**Working data:**
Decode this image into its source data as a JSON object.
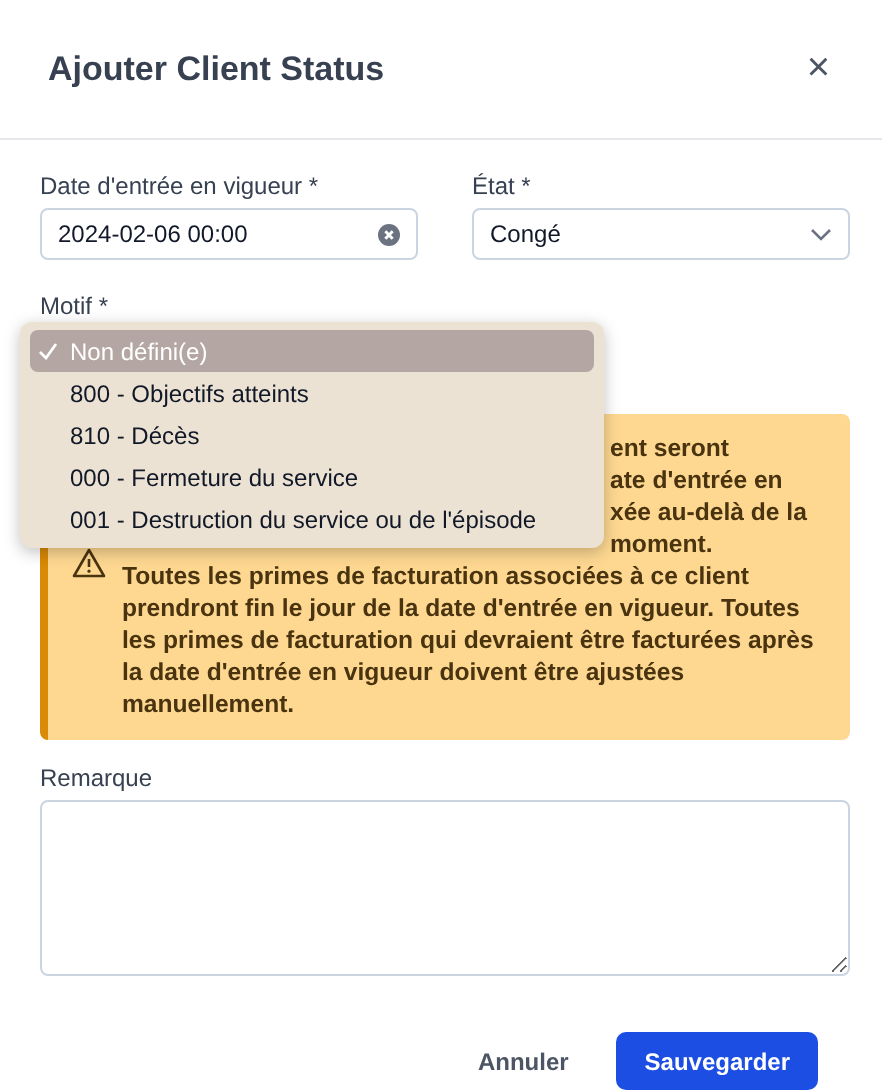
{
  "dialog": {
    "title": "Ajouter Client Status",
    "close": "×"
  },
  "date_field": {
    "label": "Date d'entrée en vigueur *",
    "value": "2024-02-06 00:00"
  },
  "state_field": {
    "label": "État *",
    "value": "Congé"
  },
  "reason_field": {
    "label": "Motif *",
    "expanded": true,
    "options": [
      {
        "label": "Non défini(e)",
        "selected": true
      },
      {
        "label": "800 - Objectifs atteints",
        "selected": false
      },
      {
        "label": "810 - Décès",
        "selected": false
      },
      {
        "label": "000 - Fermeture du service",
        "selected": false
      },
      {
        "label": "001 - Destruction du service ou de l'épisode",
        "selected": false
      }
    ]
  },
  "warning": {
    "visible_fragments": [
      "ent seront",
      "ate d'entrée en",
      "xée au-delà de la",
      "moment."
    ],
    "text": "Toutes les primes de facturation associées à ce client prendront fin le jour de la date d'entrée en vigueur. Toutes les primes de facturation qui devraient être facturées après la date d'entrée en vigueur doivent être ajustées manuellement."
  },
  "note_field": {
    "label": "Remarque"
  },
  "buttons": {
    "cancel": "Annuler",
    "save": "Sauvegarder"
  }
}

**What is being asked:** Go through the records line by line and count those containing the string "service". Give only the total.

**The completed task:** 2